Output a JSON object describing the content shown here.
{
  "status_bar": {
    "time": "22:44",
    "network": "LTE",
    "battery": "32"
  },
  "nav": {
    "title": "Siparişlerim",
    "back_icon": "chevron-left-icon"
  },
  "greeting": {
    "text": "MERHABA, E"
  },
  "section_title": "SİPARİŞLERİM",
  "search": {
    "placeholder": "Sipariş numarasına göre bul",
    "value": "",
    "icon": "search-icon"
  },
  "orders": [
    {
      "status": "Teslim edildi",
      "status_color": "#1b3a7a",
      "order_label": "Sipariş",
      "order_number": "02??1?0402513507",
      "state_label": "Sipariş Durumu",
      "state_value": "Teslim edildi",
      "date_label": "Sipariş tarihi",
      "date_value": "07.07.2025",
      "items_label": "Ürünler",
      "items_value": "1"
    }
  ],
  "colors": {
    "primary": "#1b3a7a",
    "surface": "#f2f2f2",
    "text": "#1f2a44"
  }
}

Task: Extract every entry above as it appears.

Written solution:
Output a JSON object describing the content shown here.
{
  "status_bar": {
    "time": "22:44",
    "network": "LTE",
    "battery": "32"
  },
  "nav": {
    "title": "Siparişlerim",
    "back_icon": "chevron-left-icon"
  },
  "greeting": {
    "text": "MERHABA, E"
  },
  "section_title": "SİPARİŞLERİM",
  "search": {
    "placeholder": "Sipariş numarasına göre bul",
    "value": "",
    "icon": "search-icon"
  },
  "orders": [
    {
      "status": "Teslim edildi",
      "status_color": "#1b3a7a",
      "order_label": "Sipariş",
      "order_number": "02??1?0402513507",
      "state_label": "Sipariş Durumu",
      "state_value": "Teslim edildi",
      "date_label": "Sipariş tarihi",
      "date_value": "07.07.2025",
      "items_label": "Ürünler",
      "items_value": "1"
    }
  ],
  "colors": {
    "primary": "#1b3a7a",
    "surface": "#f2f2f2",
    "text": "#1f2a44"
  }
}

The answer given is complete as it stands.